» Records for this task:
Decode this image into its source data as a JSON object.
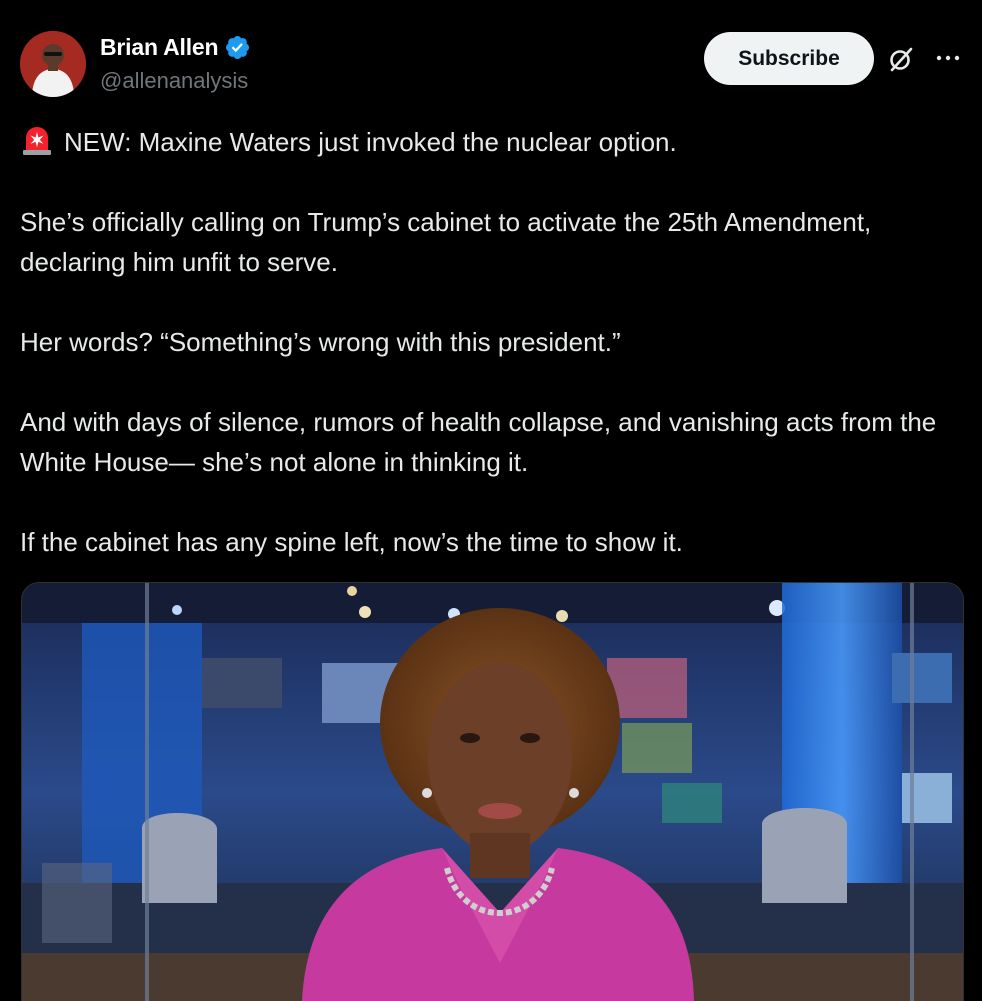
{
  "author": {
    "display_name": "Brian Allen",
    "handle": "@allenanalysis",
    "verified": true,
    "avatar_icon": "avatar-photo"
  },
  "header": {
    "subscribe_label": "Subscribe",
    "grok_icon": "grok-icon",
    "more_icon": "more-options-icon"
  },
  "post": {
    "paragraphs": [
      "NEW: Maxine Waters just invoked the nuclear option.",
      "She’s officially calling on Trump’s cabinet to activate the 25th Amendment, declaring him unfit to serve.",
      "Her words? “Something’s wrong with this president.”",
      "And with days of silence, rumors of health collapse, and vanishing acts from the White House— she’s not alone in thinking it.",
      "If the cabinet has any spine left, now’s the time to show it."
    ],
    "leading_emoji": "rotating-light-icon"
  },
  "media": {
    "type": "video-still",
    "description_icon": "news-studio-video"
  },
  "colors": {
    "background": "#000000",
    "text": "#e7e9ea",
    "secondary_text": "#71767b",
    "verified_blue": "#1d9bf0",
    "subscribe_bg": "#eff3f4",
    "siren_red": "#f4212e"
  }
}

» Exercise objective:
From the data above, write out everything exactly except the pictures.

» Exercise solution:
Decode this image into its source data as a JSON object.
{
  "author": {
    "display_name": "Brian Allen",
    "handle": "@allenanalysis",
    "verified": true,
    "avatar_icon": "avatar-photo"
  },
  "header": {
    "subscribe_label": "Subscribe",
    "grok_icon": "grok-icon",
    "more_icon": "more-options-icon"
  },
  "post": {
    "paragraphs": [
      "NEW: Maxine Waters just invoked the nuclear option.",
      "She’s officially calling on Trump’s cabinet to activate the 25th Amendment, declaring him unfit to serve.",
      "Her words? “Something’s wrong with this president.”",
      "And with days of silence, rumors of health collapse, and vanishing acts from the White House— she’s not alone in thinking it.",
      "If the cabinet has any spine left, now’s the time to show it."
    ],
    "leading_emoji": "rotating-light-icon"
  },
  "media": {
    "type": "video-still",
    "description_icon": "news-studio-video"
  },
  "colors": {
    "background": "#000000",
    "text": "#e7e9ea",
    "secondary_text": "#71767b",
    "verified_blue": "#1d9bf0",
    "subscribe_bg": "#eff3f4",
    "siren_red": "#f4212e"
  }
}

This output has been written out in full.